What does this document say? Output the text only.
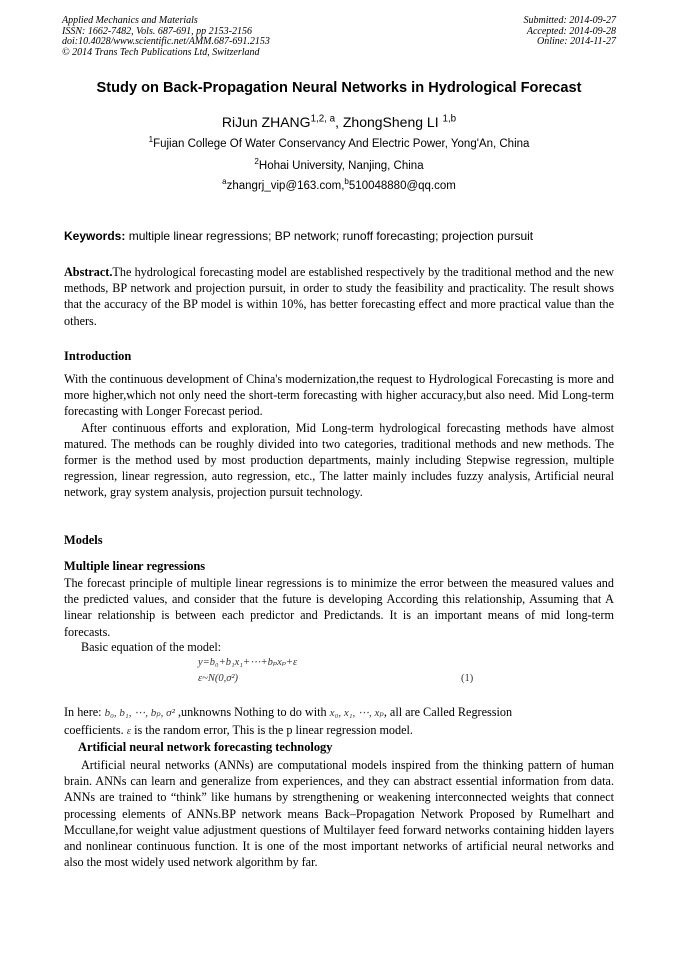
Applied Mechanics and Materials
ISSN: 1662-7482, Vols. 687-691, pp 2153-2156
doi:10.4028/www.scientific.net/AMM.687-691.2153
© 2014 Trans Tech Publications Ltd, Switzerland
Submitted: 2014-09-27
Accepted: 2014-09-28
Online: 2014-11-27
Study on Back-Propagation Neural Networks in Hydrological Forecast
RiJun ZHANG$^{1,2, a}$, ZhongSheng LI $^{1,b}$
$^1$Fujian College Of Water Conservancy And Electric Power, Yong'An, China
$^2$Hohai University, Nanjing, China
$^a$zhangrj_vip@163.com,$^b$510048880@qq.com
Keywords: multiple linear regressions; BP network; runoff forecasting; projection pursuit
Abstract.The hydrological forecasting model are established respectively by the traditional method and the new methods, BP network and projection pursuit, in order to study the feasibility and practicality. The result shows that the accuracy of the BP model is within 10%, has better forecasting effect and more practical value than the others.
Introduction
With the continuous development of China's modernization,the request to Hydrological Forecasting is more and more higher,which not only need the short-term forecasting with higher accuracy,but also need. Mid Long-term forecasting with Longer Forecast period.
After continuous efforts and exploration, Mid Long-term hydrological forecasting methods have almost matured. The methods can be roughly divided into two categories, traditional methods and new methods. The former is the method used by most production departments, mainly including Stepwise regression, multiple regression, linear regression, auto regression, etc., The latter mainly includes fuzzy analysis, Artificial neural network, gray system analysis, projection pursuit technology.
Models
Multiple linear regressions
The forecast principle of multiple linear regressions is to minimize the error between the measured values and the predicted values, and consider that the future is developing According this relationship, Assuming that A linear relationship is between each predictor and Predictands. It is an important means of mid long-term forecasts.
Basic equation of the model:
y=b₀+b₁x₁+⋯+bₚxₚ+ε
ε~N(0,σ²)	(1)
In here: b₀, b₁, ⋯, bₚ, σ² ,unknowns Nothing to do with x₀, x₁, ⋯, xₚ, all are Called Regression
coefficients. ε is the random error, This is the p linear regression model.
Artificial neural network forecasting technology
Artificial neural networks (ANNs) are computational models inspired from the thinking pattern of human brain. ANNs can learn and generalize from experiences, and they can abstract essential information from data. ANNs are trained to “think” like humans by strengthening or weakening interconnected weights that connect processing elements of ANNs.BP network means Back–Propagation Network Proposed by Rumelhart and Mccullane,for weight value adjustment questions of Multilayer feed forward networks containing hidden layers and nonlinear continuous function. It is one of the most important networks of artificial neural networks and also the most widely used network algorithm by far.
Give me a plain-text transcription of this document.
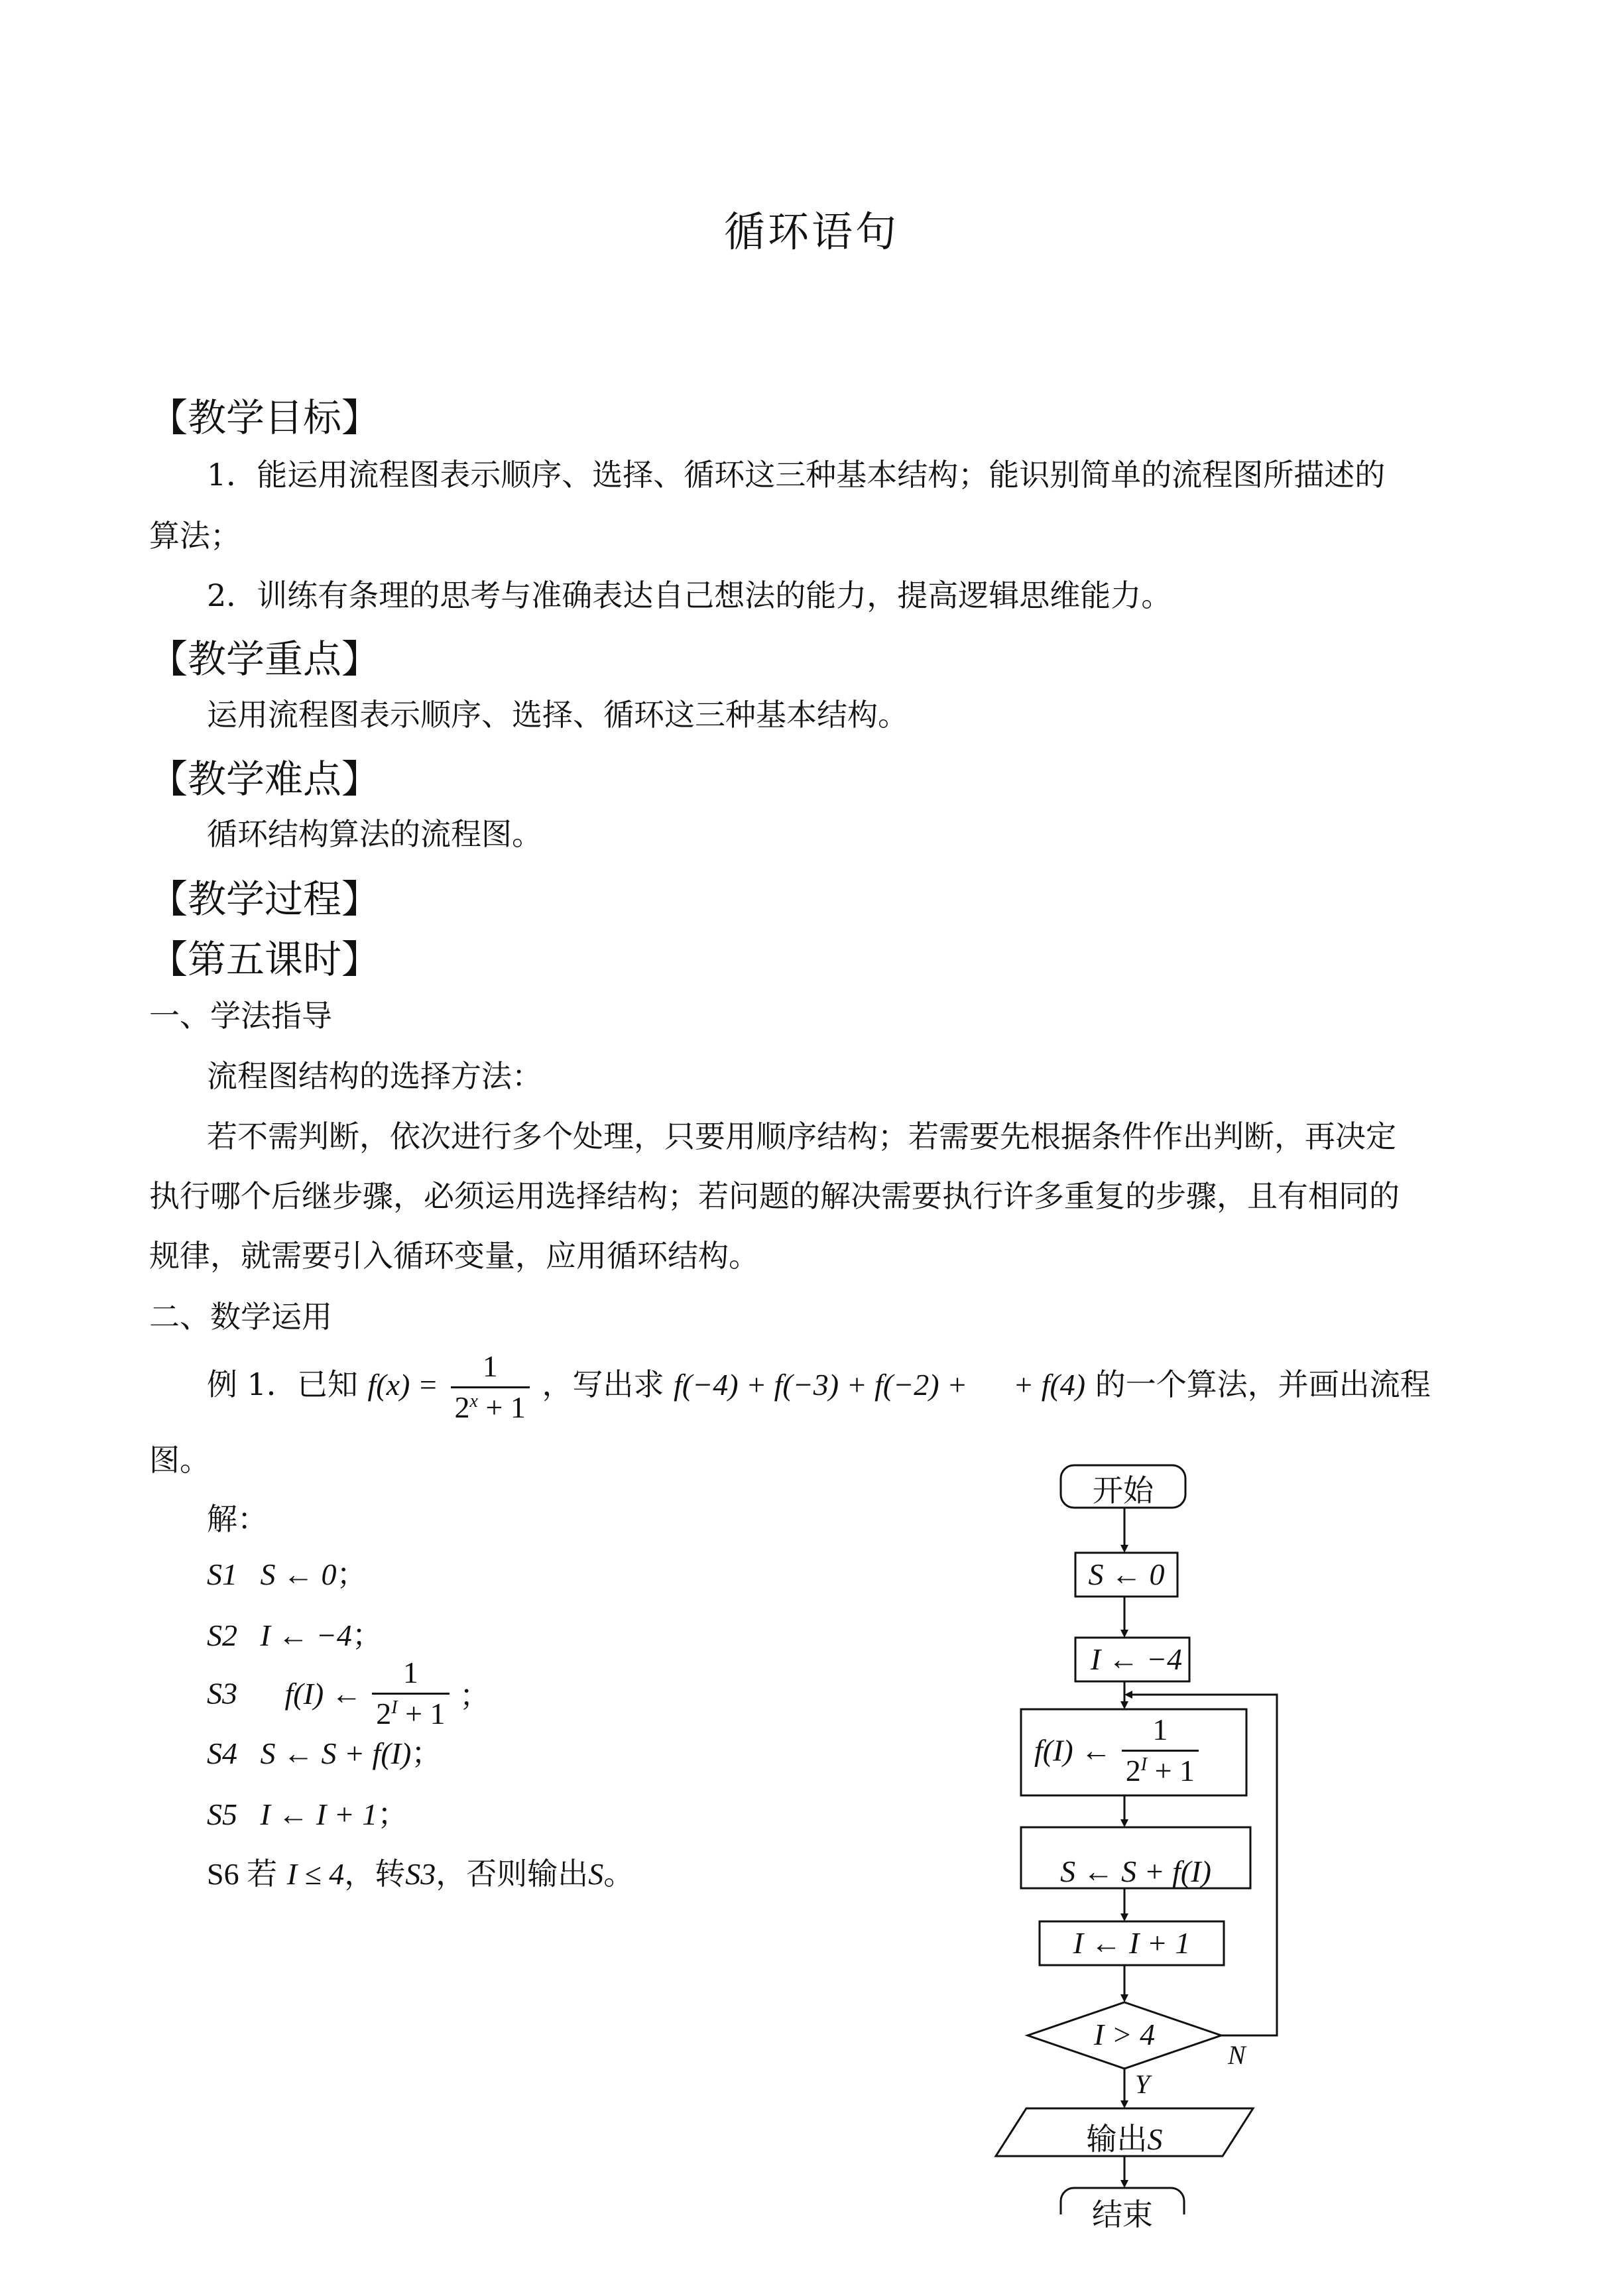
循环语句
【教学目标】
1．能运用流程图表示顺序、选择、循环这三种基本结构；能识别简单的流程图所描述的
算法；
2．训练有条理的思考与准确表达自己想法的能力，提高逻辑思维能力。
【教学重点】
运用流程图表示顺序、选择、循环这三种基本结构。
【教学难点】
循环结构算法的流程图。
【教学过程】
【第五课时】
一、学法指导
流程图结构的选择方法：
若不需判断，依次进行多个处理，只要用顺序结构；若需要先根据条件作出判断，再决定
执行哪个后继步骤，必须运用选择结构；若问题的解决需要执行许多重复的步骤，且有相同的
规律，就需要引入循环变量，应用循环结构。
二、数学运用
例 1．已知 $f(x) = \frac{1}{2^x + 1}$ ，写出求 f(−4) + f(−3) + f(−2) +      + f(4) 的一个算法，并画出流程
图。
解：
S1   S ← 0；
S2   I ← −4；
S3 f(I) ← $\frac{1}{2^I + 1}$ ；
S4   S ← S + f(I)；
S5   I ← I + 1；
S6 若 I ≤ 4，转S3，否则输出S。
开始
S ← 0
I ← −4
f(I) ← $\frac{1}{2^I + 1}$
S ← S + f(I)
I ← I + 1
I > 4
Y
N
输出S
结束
══════════════════════════════
→ **What to produce**
Only a number is wanted: how many lines contain the word "frac"?

→ **Expected answer**
3